#### [Short exercise]
Convert the lines of the items below into a Markdown table with the columns Row and Line. Begin at the line that has "y-tick-label: 2,40 (91, 39, 128, 60)", stop after the line that has "trendline-layer (241, 125, 731, 394)", number each row, and leave out any blank lines.

#### [Data provided]
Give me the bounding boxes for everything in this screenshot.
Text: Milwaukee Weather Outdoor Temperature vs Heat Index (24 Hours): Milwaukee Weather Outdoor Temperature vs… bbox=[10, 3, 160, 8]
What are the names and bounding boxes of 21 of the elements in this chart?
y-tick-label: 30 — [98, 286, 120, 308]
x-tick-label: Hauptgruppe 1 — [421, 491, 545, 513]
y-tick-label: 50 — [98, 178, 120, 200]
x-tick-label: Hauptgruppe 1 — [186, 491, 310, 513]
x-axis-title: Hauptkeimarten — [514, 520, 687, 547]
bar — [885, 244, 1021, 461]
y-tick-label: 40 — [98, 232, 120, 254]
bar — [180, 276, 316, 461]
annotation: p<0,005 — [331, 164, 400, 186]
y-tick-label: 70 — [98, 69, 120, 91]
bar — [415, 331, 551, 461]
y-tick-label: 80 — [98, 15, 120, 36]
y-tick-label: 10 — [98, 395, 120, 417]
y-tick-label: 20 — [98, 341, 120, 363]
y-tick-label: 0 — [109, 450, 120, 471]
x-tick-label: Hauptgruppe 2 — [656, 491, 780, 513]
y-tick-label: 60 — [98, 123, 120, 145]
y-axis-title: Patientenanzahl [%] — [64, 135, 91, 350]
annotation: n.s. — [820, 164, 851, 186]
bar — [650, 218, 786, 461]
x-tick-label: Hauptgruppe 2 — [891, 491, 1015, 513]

---

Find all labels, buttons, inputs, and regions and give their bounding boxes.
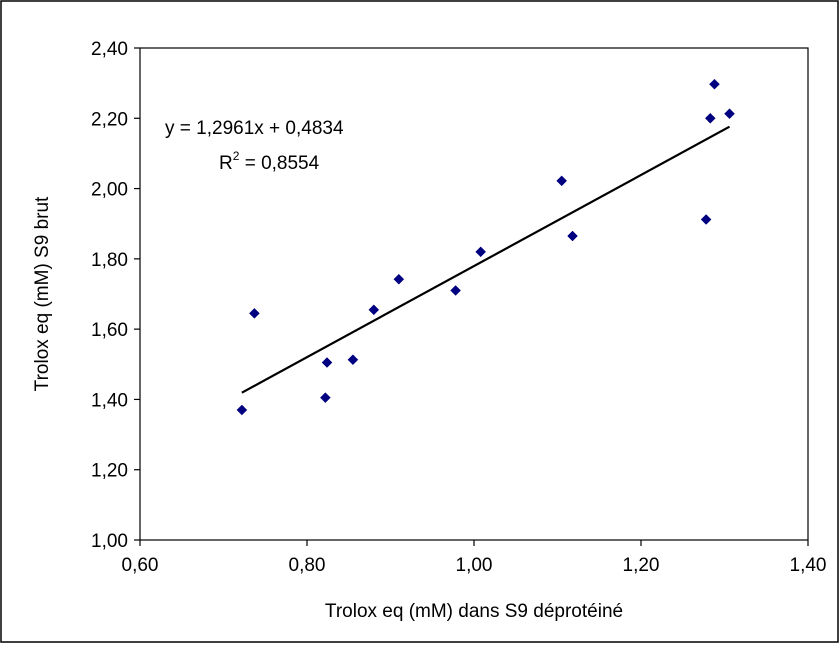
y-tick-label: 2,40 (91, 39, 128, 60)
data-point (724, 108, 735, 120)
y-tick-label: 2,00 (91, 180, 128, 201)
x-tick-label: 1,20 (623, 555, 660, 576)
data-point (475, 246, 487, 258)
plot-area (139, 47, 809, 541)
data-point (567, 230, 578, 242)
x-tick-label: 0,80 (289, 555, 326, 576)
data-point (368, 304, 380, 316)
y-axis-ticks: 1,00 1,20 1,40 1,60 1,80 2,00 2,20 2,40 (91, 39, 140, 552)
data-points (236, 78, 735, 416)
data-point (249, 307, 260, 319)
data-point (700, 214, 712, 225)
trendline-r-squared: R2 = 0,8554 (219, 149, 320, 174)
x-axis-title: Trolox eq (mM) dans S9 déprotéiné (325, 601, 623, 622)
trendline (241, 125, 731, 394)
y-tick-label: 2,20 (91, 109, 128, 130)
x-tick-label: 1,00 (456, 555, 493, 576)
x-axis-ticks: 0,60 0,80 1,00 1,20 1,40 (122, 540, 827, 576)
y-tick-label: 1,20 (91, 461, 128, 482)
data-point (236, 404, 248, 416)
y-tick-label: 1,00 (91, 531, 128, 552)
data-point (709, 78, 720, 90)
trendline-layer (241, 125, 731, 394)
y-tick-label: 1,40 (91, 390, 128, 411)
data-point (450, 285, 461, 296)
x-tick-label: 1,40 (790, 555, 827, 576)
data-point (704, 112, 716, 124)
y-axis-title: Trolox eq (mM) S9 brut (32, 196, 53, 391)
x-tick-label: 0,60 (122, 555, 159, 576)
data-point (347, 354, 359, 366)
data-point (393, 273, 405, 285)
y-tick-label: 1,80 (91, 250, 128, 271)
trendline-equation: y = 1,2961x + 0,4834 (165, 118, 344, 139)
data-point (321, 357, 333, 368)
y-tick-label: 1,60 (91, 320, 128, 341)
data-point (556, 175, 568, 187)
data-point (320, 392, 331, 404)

#### [Reply to the task]
| Row | Line |
|---|---|
| 1 | y-tick-label: 2,40 (91, 39, 128, 60) |
| 2 | data-point (724, 108, 735, 120) |
| 3 | y-tick-label: 2,00 (91, 180, 128, 201) |
| 4 | x-tick-label: 1,20 (623, 555, 660, 576) |
| 5 | data-point (475, 246, 487, 258) |
| 6 | plot-area (139, 47, 809, 541) |
| 7 | data-point (567, 230, 578, 242) |
| 8 | x-tick-label: 0,80 (289, 555, 326, 576) |
| 9 | data-point (368, 304, 380, 316) |
| 10 | y-axis-ticks: 1,00 1,20 1,40 1,60 1,80 2,00 2,20 2,40 (91, 39, 140, 552) |
| 11 | data-points (236, 78, 735, 416) |
| 12 | data-point (249, 307, 260, 319) |
| 13 | data-point (700, 214, 712, 225) |
| 14 | trendline-r-squared: R2 = 0,8554 (219, 149, 320, 174) |
| 15 | x-axis-title: Trolox eq (mM) dans S9 déprotéiné (325, 601, 623, 622) |
| 16 | trendline (241, 125, 731, 394) |
| 17 | y-tick-label: 2,20 (91, 109, 128, 130) |
| 18 | x-tick-label: 1,00 (456, 555, 493, 576) |
| 19 | x-axis-ticks: 0,60 0,80 1,00 1,20 1,40 (122, 540, 827, 576) |
| 20 | y-tick-label: 1,20 (91, 461, 128, 482) |
| 21 | data-point (236, 404, 248, 416) |
| 22 | y-tick-label: 1,00 (91, 531, 128, 552) |
| 23 | data-point (709, 78, 720, 90) |
| 24 | trendline-layer (241, 125, 731, 394) |